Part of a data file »
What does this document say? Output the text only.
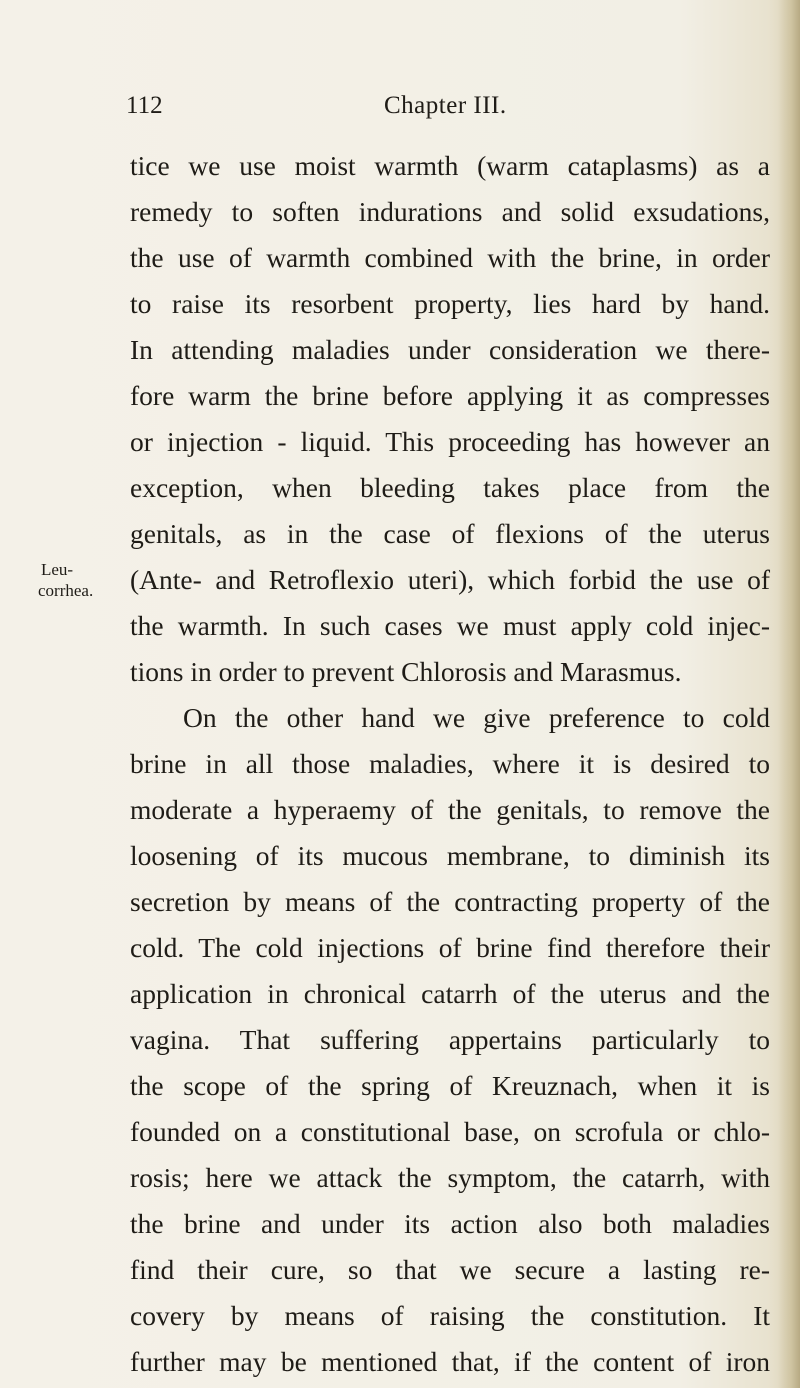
112	Chapter III.
Leu-
corrhea.
tice we use moist warmth (warm cataplasms) as a
remedy to soften indurations and solid exsudations,
the use of warmth combined with the brine, in order
to raise its resorbent property, lies hard by hand.
In attending maladies under consideration we there-
fore warm the brine before applying it as compresses
or injection - liquid. This proceeding has however an
exception, when bleeding takes place from the
genitals, as in the case of flexions of the uterus
(Ante- and Retroflexio uteri), which forbid the use of
the warmth. In such cases we must apply cold injec-
tions in order to prevent Chlorosis and Marasmus.
On the other hand we give preference to cold
brine in all those maladies, where it is desired to
moderate a hyperaemy of the genitals, to remove the
loosening of its mucous membrane, to diminish its
secretion by means of the contracting property of the
cold. The cold injections of brine find therefore their
application in chronical catarrh of the uterus and the
vagina. That suffering appertains particularly to
the scope of the spring of Kreuznach, when it is
founded on a constitutional base, on scrofula or chlo-
rosis; here we attack the symptom, the catarrh, with
the brine and under its action also both maladies
find their cure, so that we secure a lasting re-
covery by means of raising the constitution. It
further may be mentioned that, if the content of iron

Work to do » Retype all the records shown above, character for character. Omit every picture.

Task response »
What does this document say? Output the text only.
112	Chapter III.
Leu-
corrhea.
tice we use moist warmth (warm cataplasms) as a
remedy to soften indurations and solid exsudations,
the use of warmth combined with the brine, in order
to raise its resorbent property, lies hard by hand.
In attending maladies under consideration we there-
fore warm the brine before applying it as compresses
or injection - liquid. This proceeding has however an
exception, when bleeding takes place from the
genitals, as in the case of flexions of the uterus
(Ante- and Retroflexio uteri), which forbid the use of
the warmth. In such cases we must apply cold injec-
tions in order to prevent Chlorosis and Marasmus.
On the other hand we give preference to cold
brine in all those maladies, where it is desired to
moderate a hyperaemy of the genitals, to remove the
loosening of its mucous membrane, to diminish its
secretion by means of the contracting property of the
cold. The cold injections of brine find therefore their
application in chronical catarrh of the uterus and the
vagina. That suffering appertains particularly to
the scope of the spring of Kreuznach, when it is
founded on a constitutional base, on scrofula or chlo-
rosis; here we attack the symptom, the catarrh, with
the brine and under its action also both maladies
find their cure, so that we secure a lasting re-
covery by means of raising the constitution. It
further may be mentioned that, if the content of iron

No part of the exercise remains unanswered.